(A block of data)
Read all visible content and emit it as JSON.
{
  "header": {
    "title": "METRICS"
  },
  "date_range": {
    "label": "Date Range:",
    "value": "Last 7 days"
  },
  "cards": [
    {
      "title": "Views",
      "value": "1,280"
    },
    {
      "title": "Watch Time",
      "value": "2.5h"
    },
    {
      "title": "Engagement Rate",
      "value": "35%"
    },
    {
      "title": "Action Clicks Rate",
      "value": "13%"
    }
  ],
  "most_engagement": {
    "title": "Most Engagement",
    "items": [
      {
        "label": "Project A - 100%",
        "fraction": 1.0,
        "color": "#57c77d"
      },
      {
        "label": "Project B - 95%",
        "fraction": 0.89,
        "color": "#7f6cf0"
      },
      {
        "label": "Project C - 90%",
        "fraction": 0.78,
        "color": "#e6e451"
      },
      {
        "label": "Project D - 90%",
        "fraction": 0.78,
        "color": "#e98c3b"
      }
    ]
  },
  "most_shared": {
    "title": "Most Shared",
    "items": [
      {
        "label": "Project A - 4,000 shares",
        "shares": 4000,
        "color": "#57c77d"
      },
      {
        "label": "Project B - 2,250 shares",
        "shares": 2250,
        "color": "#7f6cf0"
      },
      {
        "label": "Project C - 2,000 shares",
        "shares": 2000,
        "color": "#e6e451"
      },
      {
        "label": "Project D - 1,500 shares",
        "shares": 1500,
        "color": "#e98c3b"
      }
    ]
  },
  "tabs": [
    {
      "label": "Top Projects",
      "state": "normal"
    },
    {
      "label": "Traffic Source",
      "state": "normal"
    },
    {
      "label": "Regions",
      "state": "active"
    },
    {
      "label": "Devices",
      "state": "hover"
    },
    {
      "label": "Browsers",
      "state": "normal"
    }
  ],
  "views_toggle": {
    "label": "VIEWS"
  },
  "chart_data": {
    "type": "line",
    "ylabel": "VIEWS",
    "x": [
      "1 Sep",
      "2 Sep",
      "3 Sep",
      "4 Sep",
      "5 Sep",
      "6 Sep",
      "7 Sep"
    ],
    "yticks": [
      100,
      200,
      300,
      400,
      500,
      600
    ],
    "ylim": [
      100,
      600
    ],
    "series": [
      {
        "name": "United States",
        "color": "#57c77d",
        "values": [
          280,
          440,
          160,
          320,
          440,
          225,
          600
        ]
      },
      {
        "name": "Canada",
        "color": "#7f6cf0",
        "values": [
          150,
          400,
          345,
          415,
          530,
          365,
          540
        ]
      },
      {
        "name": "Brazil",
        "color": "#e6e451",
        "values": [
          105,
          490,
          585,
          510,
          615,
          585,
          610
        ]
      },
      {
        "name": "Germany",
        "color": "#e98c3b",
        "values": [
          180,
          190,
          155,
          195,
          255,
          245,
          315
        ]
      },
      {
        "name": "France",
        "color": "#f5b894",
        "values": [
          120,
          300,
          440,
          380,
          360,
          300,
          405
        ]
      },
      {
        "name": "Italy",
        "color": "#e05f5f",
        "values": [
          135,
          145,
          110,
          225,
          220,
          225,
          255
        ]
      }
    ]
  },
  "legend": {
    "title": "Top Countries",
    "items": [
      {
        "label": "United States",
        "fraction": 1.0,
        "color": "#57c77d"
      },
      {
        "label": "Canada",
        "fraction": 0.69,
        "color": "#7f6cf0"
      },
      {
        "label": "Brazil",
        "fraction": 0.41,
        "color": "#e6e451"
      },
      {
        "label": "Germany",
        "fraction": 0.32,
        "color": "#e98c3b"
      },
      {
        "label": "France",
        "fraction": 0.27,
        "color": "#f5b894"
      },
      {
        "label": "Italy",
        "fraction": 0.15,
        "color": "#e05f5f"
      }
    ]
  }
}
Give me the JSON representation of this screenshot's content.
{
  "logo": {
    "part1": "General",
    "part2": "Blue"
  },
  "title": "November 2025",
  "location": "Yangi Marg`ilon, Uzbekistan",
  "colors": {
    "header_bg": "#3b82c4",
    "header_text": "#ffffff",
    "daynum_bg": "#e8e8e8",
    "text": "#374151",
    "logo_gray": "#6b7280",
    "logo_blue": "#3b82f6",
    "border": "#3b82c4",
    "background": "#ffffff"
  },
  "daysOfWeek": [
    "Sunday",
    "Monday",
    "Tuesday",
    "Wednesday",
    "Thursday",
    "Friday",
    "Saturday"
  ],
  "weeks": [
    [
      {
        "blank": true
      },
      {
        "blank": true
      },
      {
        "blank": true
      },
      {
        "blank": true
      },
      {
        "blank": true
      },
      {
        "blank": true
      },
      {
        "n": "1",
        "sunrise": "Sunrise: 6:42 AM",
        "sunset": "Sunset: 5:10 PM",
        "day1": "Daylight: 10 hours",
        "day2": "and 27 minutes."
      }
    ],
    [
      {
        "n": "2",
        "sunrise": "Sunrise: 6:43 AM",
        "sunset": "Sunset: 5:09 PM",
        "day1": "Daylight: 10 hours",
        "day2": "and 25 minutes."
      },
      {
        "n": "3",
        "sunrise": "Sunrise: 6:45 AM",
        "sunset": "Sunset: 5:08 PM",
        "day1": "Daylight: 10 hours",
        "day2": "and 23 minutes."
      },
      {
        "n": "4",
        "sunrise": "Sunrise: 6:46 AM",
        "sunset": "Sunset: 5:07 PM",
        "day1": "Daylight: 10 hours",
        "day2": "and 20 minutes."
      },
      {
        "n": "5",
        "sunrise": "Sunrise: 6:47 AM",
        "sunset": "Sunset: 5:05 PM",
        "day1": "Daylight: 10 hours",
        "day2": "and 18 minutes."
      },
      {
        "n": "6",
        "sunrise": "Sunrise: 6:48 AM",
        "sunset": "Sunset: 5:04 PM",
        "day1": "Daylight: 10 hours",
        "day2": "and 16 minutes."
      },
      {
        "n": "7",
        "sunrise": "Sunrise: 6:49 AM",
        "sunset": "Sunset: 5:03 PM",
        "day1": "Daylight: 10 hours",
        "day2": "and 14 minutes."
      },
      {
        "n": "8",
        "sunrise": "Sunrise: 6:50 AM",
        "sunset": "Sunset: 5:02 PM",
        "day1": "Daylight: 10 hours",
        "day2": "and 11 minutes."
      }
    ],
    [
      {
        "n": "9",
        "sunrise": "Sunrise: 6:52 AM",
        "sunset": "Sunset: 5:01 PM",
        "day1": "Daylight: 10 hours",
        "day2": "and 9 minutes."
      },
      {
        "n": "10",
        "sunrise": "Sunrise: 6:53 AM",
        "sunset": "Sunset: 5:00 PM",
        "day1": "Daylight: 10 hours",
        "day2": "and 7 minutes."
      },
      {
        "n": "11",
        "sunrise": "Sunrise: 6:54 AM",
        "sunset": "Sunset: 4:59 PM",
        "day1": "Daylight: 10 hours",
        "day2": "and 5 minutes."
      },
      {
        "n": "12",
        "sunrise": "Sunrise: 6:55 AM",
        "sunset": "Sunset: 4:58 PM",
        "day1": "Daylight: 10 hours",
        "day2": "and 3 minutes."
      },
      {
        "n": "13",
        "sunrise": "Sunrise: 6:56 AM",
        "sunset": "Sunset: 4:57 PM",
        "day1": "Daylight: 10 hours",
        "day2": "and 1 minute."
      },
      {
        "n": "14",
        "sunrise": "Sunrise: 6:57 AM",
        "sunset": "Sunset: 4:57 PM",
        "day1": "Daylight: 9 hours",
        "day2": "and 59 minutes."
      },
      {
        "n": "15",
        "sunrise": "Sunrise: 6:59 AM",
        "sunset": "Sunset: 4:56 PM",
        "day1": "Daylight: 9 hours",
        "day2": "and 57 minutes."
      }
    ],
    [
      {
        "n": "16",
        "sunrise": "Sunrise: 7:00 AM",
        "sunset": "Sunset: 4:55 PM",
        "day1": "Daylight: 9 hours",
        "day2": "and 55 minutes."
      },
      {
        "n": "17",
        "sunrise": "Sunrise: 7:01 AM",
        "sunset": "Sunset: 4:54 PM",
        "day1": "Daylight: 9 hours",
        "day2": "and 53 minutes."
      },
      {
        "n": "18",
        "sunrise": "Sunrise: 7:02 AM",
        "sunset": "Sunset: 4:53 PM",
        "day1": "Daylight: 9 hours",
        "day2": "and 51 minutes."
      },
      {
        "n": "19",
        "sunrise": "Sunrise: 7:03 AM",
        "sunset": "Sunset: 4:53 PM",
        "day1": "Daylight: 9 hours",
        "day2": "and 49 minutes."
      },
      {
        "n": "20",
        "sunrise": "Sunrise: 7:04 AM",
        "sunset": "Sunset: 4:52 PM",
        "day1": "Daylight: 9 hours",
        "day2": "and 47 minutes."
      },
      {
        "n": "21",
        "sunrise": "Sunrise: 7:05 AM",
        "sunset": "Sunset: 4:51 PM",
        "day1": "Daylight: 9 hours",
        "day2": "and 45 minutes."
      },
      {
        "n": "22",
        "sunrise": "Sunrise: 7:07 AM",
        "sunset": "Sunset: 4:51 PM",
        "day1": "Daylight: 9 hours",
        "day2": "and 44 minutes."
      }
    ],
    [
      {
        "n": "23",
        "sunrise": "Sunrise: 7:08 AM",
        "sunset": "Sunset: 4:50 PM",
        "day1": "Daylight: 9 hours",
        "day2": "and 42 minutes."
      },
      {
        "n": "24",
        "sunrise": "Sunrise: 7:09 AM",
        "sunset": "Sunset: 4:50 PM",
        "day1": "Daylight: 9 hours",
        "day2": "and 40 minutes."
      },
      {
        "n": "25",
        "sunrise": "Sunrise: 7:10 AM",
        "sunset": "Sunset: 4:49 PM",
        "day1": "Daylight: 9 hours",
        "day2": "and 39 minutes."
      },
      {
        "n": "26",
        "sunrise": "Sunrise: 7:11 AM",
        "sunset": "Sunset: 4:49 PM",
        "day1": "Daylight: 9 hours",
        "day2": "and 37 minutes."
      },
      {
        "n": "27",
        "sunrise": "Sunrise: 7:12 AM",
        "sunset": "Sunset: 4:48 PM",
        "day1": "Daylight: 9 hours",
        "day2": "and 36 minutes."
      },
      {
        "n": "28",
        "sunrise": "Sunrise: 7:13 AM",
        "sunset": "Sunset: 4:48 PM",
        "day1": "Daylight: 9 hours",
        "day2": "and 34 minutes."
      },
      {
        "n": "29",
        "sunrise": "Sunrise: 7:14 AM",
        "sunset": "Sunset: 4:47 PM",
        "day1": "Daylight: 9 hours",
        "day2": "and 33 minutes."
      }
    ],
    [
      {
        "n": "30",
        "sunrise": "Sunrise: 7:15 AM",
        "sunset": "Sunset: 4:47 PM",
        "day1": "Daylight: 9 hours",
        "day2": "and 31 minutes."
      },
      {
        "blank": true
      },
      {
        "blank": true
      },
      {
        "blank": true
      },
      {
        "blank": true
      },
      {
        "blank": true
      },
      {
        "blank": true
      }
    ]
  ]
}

» **SHORT PROBLEM**:
Return every line above in which the string "content" occurs.

» **RESULT**:
Read all visible content and emit it as JSON.
Give me the JSON representation of this screenshot's content.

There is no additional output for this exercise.